REQUIRED WORK: Count the lines below that include the word "this" and write that number alone.

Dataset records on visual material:
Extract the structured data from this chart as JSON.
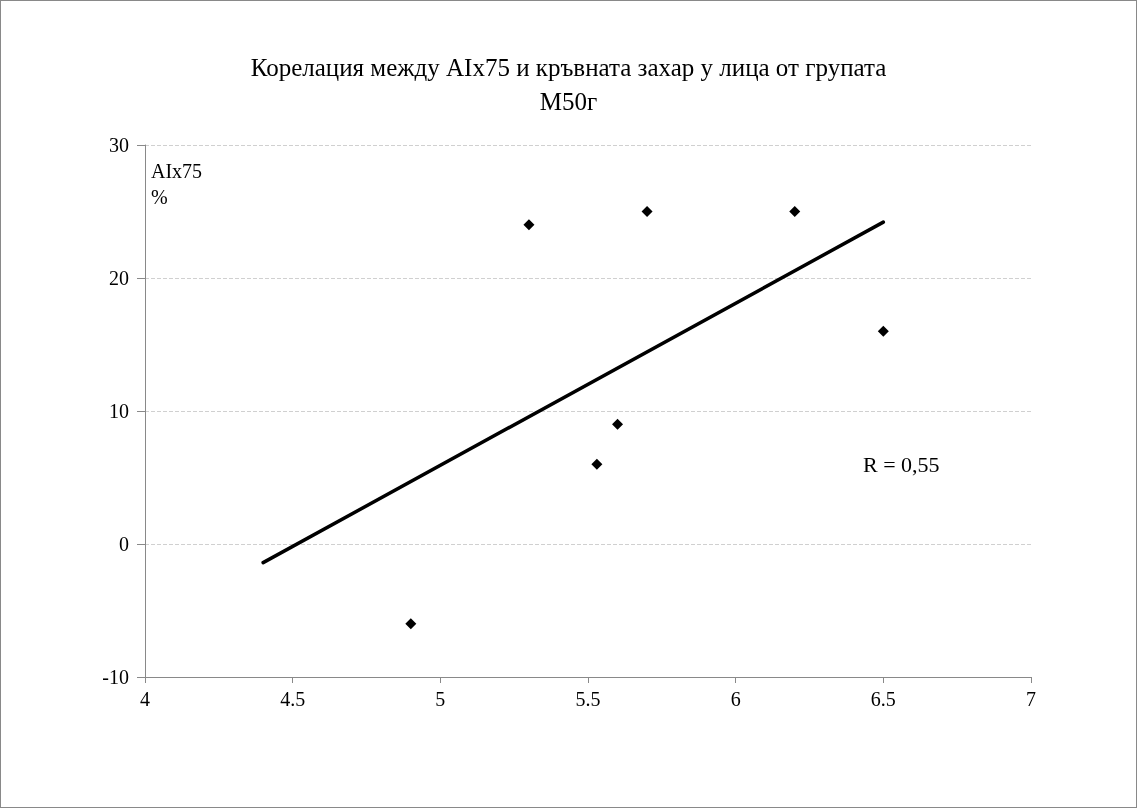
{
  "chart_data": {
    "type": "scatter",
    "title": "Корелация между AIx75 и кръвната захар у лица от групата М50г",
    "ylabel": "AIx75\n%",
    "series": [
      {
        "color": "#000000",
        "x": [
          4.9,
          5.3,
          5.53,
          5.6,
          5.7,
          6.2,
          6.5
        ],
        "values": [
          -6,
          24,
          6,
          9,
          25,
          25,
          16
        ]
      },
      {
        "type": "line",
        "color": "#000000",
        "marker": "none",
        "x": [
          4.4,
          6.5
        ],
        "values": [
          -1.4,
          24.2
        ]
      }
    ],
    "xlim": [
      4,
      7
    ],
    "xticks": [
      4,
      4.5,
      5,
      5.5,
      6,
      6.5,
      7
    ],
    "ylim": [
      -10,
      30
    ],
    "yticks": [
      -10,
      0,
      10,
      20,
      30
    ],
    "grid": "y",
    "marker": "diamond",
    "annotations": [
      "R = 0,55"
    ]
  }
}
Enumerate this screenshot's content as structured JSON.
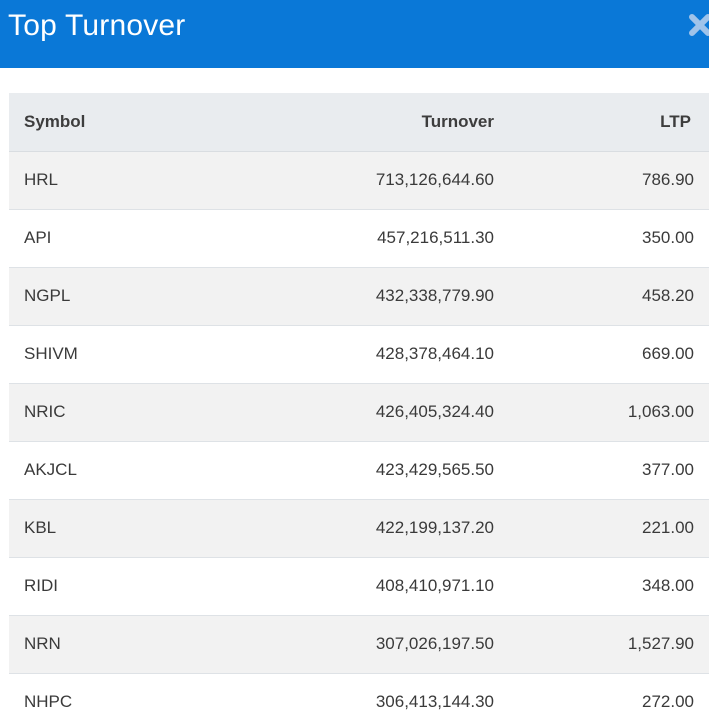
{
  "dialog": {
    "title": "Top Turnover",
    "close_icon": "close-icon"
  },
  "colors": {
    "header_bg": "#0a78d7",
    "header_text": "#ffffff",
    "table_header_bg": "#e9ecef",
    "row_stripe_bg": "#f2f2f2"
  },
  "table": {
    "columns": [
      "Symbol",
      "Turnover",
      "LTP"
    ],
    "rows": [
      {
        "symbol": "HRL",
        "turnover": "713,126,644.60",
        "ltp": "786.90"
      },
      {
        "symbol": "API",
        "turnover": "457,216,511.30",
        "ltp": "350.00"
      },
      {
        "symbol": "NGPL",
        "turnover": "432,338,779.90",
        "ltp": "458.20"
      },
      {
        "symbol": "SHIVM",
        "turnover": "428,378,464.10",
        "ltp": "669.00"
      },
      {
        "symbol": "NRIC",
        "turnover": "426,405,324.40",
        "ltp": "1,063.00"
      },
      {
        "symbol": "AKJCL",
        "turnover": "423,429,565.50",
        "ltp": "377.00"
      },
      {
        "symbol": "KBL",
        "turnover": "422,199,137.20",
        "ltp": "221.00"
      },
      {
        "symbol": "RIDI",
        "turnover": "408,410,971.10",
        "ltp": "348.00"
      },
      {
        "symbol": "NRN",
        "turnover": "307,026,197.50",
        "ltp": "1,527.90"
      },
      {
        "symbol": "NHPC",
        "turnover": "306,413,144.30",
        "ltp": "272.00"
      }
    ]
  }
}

EXPECTED ANSWER: 2